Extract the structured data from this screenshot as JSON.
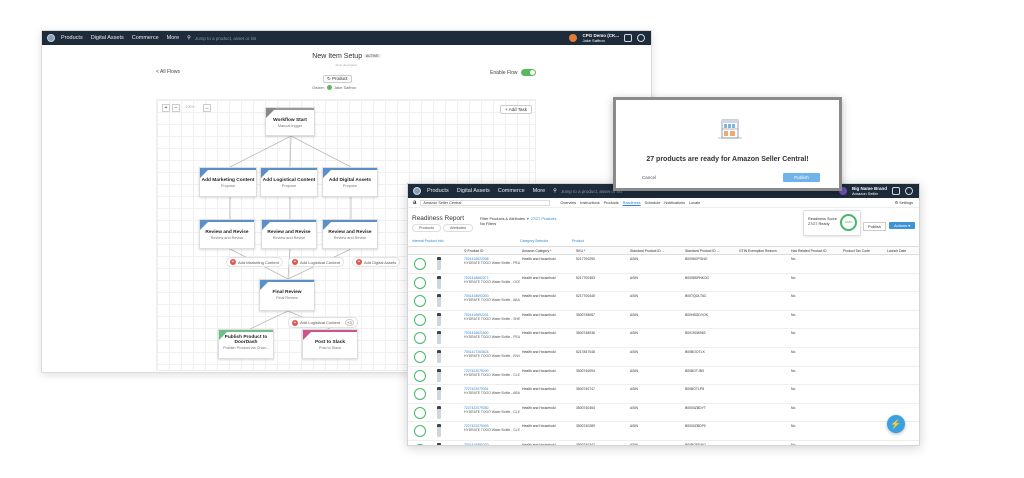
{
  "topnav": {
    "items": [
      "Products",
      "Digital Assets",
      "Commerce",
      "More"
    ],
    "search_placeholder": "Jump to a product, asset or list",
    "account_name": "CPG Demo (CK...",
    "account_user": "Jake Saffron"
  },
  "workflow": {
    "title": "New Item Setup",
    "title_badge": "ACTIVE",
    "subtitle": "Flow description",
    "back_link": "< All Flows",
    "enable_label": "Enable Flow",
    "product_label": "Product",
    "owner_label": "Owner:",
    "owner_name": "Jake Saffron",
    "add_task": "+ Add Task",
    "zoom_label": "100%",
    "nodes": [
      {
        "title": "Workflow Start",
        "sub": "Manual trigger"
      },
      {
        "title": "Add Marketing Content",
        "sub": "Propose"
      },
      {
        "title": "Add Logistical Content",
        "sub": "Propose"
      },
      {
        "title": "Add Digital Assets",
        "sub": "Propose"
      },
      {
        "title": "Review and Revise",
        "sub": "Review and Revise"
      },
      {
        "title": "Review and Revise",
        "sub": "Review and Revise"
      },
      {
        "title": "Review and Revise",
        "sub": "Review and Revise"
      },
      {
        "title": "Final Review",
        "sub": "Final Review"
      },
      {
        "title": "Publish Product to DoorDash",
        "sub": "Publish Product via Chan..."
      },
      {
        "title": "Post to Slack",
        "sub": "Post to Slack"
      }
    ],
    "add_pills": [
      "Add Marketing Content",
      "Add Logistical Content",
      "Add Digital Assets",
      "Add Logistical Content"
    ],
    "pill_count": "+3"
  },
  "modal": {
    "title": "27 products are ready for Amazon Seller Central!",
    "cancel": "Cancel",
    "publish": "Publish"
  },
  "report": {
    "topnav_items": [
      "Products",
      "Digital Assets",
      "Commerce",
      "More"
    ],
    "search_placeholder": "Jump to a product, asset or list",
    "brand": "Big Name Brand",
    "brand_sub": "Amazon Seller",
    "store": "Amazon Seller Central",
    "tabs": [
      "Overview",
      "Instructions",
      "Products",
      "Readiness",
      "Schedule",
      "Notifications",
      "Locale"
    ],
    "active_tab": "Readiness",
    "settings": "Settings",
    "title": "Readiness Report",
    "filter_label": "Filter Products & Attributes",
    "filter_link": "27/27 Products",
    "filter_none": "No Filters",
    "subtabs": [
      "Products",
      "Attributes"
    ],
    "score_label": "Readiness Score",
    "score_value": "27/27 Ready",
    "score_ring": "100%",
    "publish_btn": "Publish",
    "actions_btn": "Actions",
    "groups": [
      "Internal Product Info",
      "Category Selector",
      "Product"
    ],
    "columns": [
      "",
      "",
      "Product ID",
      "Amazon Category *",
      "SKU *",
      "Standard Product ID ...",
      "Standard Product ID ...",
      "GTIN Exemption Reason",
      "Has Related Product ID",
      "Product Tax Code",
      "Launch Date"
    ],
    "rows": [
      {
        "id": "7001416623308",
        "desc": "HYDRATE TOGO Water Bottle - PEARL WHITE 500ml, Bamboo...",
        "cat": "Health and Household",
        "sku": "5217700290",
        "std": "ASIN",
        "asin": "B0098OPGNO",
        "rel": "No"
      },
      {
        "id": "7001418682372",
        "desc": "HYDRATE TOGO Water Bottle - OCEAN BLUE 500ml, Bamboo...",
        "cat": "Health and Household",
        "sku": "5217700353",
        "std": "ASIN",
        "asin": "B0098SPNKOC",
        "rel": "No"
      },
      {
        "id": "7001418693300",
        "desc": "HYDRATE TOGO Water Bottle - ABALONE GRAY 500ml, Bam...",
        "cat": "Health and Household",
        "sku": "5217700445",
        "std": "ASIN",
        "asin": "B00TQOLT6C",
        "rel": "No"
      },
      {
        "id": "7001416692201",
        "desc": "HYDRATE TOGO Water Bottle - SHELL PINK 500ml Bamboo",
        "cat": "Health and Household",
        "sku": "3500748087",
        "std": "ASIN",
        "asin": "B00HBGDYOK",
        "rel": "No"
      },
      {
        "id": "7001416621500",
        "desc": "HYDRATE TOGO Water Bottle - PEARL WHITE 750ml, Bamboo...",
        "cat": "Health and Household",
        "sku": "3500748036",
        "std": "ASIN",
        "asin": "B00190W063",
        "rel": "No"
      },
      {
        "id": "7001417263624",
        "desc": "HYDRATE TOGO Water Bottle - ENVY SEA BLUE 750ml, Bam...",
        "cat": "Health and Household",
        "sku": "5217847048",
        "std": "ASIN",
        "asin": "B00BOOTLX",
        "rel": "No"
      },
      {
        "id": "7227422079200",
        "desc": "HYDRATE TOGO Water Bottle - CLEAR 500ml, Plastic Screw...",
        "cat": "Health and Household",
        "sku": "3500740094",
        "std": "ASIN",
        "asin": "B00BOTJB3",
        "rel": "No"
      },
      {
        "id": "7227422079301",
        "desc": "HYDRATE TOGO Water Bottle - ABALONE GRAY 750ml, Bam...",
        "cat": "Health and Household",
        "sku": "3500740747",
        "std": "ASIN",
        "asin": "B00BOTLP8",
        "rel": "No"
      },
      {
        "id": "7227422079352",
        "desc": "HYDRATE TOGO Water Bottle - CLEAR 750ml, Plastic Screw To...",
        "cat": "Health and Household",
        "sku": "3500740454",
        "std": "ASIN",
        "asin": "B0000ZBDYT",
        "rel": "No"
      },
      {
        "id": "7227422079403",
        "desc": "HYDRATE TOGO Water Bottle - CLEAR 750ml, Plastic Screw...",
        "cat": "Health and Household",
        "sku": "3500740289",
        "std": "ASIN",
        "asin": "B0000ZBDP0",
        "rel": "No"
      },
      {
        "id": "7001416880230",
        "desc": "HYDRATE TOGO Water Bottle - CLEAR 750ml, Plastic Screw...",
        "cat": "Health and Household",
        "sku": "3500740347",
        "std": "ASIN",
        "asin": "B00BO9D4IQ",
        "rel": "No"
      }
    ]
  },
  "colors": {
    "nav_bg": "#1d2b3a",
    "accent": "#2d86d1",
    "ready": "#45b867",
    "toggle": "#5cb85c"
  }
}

----

Stated task:
Omit the pictures and give the material again, exactly and in full.

Written solution:
Extract the structured data from this screenshot as JSON.
{
  "topnav": {
    "items": [
      "Products",
      "Digital Assets",
      "Commerce",
      "More"
    ],
    "search_placeholder": "Jump to a product, asset or list",
    "account_name": "CPG Demo (CK...",
    "account_user": "Jake Saffron"
  },
  "workflow": {
    "title": "New Item Setup",
    "title_badge": "ACTIVE",
    "subtitle": "Flow description",
    "back_link": "< All Flows",
    "enable_label": "Enable Flow",
    "product_label": "Product",
    "owner_label": "Owner:",
    "owner_name": "Jake Saffron",
    "add_task": "+ Add Task",
    "zoom_label": "100%",
    "nodes": [
      {
        "title": "Workflow Start",
        "sub": "Manual trigger"
      },
      {
        "title": "Add Marketing Content",
        "sub": "Propose"
      },
      {
        "title": "Add Logistical Content",
        "sub": "Propose"
      },
      {
        "title": "Add Digital Assets",
        "sub": "Propose"
      },
      {
        "title": "Review and Revise",
        "sub": "Review and Revise"
      },
      {
        "title": "Review and Revise",
        "sub": "Review and Revise"
      },
      {
        "title": "Review and Revise",
        "sub": "Review and Revise"
      },
      {
        "title": "Final Review",
        "sub": "Final Review"
      },
      {
        "title": "Publish Product to DoorDash",
        "sub": "Publish Product via Chan..."
      },
      {
        "title": "Post to Slack",
        "sub": "Post to Slack"
      }
    ],
    "add_pills": [
      "Add Marketing Content",
      "Add Logistical Content",
      "Add Digital Assets",
      "Add Logistical Content"
    ],
    "pill_count": "+3"
  },
  "modal": {
    "title": "27 products are ready for Amazon Seller Central!",
    "cancel": "Cancel",
    "publish": "Publish"
  },
  "report": {
    "topnav_items": [
      "Products",
      "Digital Assets",
      "Commerce",
      "More"
    ],
    "search_placeholder": "Jump to a product, asset or list",
    "brand": "Big Name Brand",
    "brand_sub": "Amazon Seller",
    "store": "Amazon Seller Central",
    "tabs": [
      "Overview",
      "Instructions",
      "Products",
      "Readiness",
      "Schedule",
      "Notifications",
      "Locale"
    ],
    "active_tab": "Readiness",
    "settings": "Settings",
    "title": "Readiness Report",
    "filter_label": "Filter Products & Attributes",
    "filter_link": "27/27 Products",
    "filter_none": "No Filters",
    "subtabs": [
      "Products",
      "Attributes"
    ],
    "score_label": "Readiness Score",
    "score_value": "27/27 Ready",
    "score_ring": "100%",
    "publish_btn": "Publish",
    "actions_btn": "Actions",
    "groups": [
      "Internal Product Info",
      "Category Selector",
      "Product"
    ],
    "columns": [
      "",
      "",
      "Product ID",
      "Amazon Category *",
      "SKU *",
      "Standard Product ID ...",
      "Standard Product ID ...",
      "GTIN Exemption Reason",
      "Has Related Product ID",
      "Product Tax Code",
      "Launch Date"
    ],
    "rows": [
      {
        "id": "7001416623308",
        "desc": "HYDRATE TOGO Water Bottle - PEARL WHITE 500ml, Bamboo...",
        "cat": "Health and Household",
        "sku": "5217700290",
        "std": "ASIN",
        "asin": "B0098OPGNO",
        "rel": "No"
      },
      {
        "id": "7001418682372",
        "desc": "HYDRATE TOGO Water Bottle - OCEAN BLUE 500ml, Bamboo...",
        "cat": "Health and Household",
        "sku": "5217700353",
        "std": "ASIN",
        "asin": "B0098SPNKOC",
        "rel": "No"
      },
      {
        "id": "7001418693300",
        "desc": "HYDRATE TOGO Water Bottle - ABALONE GRAY 500ml, Bam...",
        "cat": "Health and Household",
        "sku": "5217700445",
        "std": "ASIN",
        "asin": "B00TQOLT6C",
        "rel": "No"
      },
      {
        "id": "7001416692201",
        "desc": "HYDRATE TOGO Water Bottle - SHELL PINK 500ml Bamboo",
        "cat": "Health and Household",
        "sku": "3500748087",
        "std": "ASIN",
        "asin": "B00HBGDYOK",
        "rel": "No"
      },
      {
        "id": "7001416621500",
        "desc": "HYDRATE TOGO Water Bottle - PEARL WHITE 750ml, Bamboo...",
        "cat": "Health and Household",
        "sku": "3500748036",
        "std": "ASIN",
        "asin": "B00190W063",
        "rel": "No"
      },
      {
        "id": "7001417263624",
        "desc": "HYDRATE TOGO Water Bottle - ENVY SEA BLUE 750ml, Bam...",
        "cat": "Health and Household",
        "sku": "5217847048",
        "std": "ASIN",
        "asin": "B00BOOTLX",
        "rel": "No"
      },
      {
        "id": "7227422079200",
        "desc": "HYDRATE TOGO Water Bottle - CLEAR 500ml, Plastic Screw...",
        "cat": "Health and Household",
        "sku": "3500740094",
        "std": "ASIN",
        "asin": "B00BOTJB3",
        "rel": "No"
      },
      {
        "id": "7227422079301",
        "desc": "HYDRATE TOGO Water Bottle - ABALONE GRAY 750ml, Bam...",
        "cat": "Health and Household",
        "sku": "3500740747",
        "std": "ASIN",
        "asin": "B00BOTLP8",
        "rel": "No"
      },
      {
        "id": "7227422079352",
        "desc": "HYDRATE TOGO Water Bottle - CLEAR 750ml, Plastic Screw To...",
        "cat": "Health and Household",
        "sku": "3500740454",
        "std": "ASIN",
        "asin": "B0000ZBDYT",
        "rel": "No"
      },
      {
        "id": "7227422079403",
        "desc": "HYDRATE TOGO Water Bottle - CLEAR 750ml, Plastic Screw...",
        "cat": "Health and Household",
        "sku": "3500740289",
        "std": "ASIN",
        "asin": "B0000ZBDP0",
        "rel": "No"
      },
      {
        "id": "7001416880230",
        "desc": "HYDRATE TOGO Water Bottle - CLEAR 750ml, Plastic Screw...",
        "cat": "Health and Household",
        "sku": "3500740347",
        "std": "ASIN",
        "asin": "B00BO9D4IQ",
        "rel": "No"
      }
    ]
  },
  "colors": {
    "nav_bg": "#1d2b3a",
    "accent": "#2d86d1",
    "ready": "#45b867",
    "toggle": "#5cb85c"
  }
}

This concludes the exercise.